Requirement
Begin with the line containing "Parse this screenshot: output" and copy each line exactly through the last line of the entries, inclusive.

::: Exercise input :::

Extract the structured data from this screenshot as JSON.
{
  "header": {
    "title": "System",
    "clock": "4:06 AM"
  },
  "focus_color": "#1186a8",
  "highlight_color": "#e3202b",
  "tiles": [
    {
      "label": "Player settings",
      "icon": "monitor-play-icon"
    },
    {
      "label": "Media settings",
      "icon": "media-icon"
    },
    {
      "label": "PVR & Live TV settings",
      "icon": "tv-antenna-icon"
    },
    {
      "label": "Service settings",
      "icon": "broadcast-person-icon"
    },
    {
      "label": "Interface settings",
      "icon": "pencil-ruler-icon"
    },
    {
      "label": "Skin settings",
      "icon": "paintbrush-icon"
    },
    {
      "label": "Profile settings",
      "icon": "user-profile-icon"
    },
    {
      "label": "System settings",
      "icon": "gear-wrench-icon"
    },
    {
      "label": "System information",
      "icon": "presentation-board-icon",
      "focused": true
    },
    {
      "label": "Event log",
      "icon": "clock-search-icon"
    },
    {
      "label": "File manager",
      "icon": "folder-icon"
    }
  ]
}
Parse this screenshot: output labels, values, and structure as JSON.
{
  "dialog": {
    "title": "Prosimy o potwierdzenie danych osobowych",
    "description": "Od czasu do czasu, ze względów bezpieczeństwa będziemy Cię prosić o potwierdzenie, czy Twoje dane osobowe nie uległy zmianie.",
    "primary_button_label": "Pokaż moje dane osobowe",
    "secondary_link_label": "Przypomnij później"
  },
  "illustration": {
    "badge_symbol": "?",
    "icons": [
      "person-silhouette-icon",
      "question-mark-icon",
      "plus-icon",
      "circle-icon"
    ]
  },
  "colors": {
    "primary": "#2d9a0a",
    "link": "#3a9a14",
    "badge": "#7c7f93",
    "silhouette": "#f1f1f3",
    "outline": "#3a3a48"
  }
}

:::

Result
Parse this screenshot: output labels, values, and structure as JSON.
{
  "dialog": {
    "title": "Prosimy o potwierdzenie danych osobowych",
    "description": "Od czasu do czasu, ze względów bezpieczeństwa będziemy Cię prosić o potwierdzenie, czy Twoje dane osobowe nie uległy zmianie.",
    "primary_button_label": "Pokaż moje dane osobowe",
    "secondary_link_label": "Przypomnij później"
  },
  "illustration": {
    "badge_symbol": "?",
    "icons": [
      "person-silhouette-icon",
      "question-mark-icon",
      "plus-icon",
      "circle-icon"
    ]
  },
  "colors": {
    "primary": "#2d9a0a",
    "link": "#3a9a14",
    "badge": "#7c7f93",
    "silhouette": "#f1f1f3",
    "outline": "#3a3a48"
  }
}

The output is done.